● **Given task**
Write the material out again, line by line, exactly as it is.

══ Given data

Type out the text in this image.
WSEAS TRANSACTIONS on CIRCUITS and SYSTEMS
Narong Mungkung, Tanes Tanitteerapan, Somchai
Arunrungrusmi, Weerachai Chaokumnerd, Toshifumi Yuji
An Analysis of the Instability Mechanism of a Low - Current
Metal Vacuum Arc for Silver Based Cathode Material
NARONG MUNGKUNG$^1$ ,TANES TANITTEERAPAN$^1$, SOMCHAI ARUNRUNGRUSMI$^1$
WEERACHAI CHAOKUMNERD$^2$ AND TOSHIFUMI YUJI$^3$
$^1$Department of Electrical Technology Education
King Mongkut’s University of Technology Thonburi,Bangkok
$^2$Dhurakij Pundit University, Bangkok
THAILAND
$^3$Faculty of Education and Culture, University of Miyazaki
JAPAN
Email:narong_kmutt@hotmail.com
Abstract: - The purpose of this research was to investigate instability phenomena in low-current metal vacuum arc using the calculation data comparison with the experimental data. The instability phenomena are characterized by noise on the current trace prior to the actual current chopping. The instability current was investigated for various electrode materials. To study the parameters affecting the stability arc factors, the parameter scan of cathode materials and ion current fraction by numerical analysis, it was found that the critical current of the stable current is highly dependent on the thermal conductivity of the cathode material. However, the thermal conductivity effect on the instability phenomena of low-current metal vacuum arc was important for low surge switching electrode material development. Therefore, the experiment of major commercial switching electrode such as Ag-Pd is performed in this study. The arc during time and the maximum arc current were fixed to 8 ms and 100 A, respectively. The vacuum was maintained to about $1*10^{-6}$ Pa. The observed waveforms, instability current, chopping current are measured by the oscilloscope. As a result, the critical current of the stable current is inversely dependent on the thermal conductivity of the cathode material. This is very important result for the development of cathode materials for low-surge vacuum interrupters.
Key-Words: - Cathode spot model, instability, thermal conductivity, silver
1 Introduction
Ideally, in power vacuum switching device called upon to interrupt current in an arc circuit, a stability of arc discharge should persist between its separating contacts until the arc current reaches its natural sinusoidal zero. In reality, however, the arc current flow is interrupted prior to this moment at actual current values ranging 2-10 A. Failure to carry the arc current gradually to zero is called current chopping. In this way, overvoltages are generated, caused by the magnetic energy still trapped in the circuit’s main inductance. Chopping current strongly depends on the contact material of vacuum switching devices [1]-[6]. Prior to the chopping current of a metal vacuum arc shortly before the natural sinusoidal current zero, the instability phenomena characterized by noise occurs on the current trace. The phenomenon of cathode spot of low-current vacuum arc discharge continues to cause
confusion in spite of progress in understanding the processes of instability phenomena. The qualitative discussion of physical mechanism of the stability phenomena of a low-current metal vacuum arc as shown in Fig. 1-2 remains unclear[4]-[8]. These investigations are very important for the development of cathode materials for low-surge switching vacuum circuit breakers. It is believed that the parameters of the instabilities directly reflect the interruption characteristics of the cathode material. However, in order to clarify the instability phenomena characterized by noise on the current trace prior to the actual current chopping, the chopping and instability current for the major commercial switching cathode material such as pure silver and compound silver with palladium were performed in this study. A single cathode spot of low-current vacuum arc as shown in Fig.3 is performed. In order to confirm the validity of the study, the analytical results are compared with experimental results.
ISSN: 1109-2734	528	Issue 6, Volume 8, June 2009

════

● **The answer**
Type out the text in this image.
WSEAS TRANSACTIONS on CIRCUITS and SYSTEMS
Narong Mungkung, Tanes Tanitteerapan, Somchai
Arunrungrusmi, Weerachai Chaokumnerd, Toshifumi Yuji
An Analysis of the Instability Mechanism of a Low - Current
Metal Vacuum Arc for Silver Based Cathode Material
NARONG MUNGKUNG$^1$ ,TANES TANITTEERAPAN$^1$, SOMCHAI ARUNRUNGRUSMI$^1$
WEERACHAI CHAOKUMNERD$^2$ AND TOSHIFUMI YUJI$^3$
$^1$Department of Electrical Technology Education
King Mongkut’s University of Technology Thonburi,Bangkok
$^2$Dhurakij Pundit University, Bangkok
THAILAND
$^3$Faculty of Education and Culture, University of Miyazaki
JAPAN
Email:narong_kmutt@hotmail.com
Abstract: - The purpose of this research was to investigate instability phenomena in low-current metal vacuum arc using the calculation data comparison with the experimental data. The instability phenomena are characterized by noise on the current trace prior to the actual current chopping. The instability current was investigated for various electrode materials. To study the parameters affecting the stability arc factors, the parameter scan of cathode materials and ion current fraction by numerical analysis, it was found that the critical current of the stable current is highly dependent on the thermal conductivity of the cathode material. However, the thermal conductivity effect on the instability phenomena of low-current metal vacuum arc was important for low surge switching electrode material development. Therefore, the experiment of major commercial switching electrode such as Ag-Pd is performed in this study. The arc during time and the maximum arc current were fixed to 8 ms and 100 A, respectively. The vacuum was maintained to about $1*10^{-6}$ Pa. The observed waveforms, instability current, chopping current are measured by the oscilloscope. As a result, the critical current of the stable current is inversely dependent on the thermal conductivity of the cathode material. This is very important result for the development of cathode materials for low-surge vacuum interrupters.
Key-Words: - Cathode spot model, instability, thermal conductivity, silver
1 Introduction
Ideally, in power vacuum switching device called upon to interrupt current in an arc circuit, a stability of arc discharge should persist between its separating contacts until the arc current reaches its natural sinusoidal zero. In reality, however, the arc current flow is interrupted prior to this moment at actual current values ranging 2-10 A. Failure to carry the arc current gradually to zero is called current chopping. In this way, overvoltages are generated, caused by the magnetic energy still trapped in the circuit’s main inductance. Chopping current strongly depends on the contact material of vacuum switching devices [1]-[6]. Prior to the chopping current of a metal vacuum arc shortly before the natural sinusoidal current zero, the instability phenomena characterized by noise occurs on the current trace. The phenomenon of cathode spot of low-current vacuum arc discharge continues to cause
confusion in spite of progress in understanding the processes of instability phenomena. The qualitative discussion of physical mechanism of the stability phenomena of a low-current metal vacuum arc as shown in Fig. 1-2 remains unclear[4]-[8]. These investigations are very important for the development of cathode materials for low-surge switching vacuum circuit breakers. It is believed that the parameters of the instabilities directly reflect the interruption characteristics of the cathode material. However, in order to clarify the instability phenomena characterized by noise on the current trace prior to the actual current chopping, the chopping and instability current for the major commercial switching cathode material such as pure silver and compound silver with palladium were performed in this study. A single cathode spot of low-current vacuum arc as shown in Fig.3 is performed. In order to confirm the validity of the study, the analytical results are compared with experimental results.
ISSN: 1109-2734	528	Issue 6, Volume 8, June 2009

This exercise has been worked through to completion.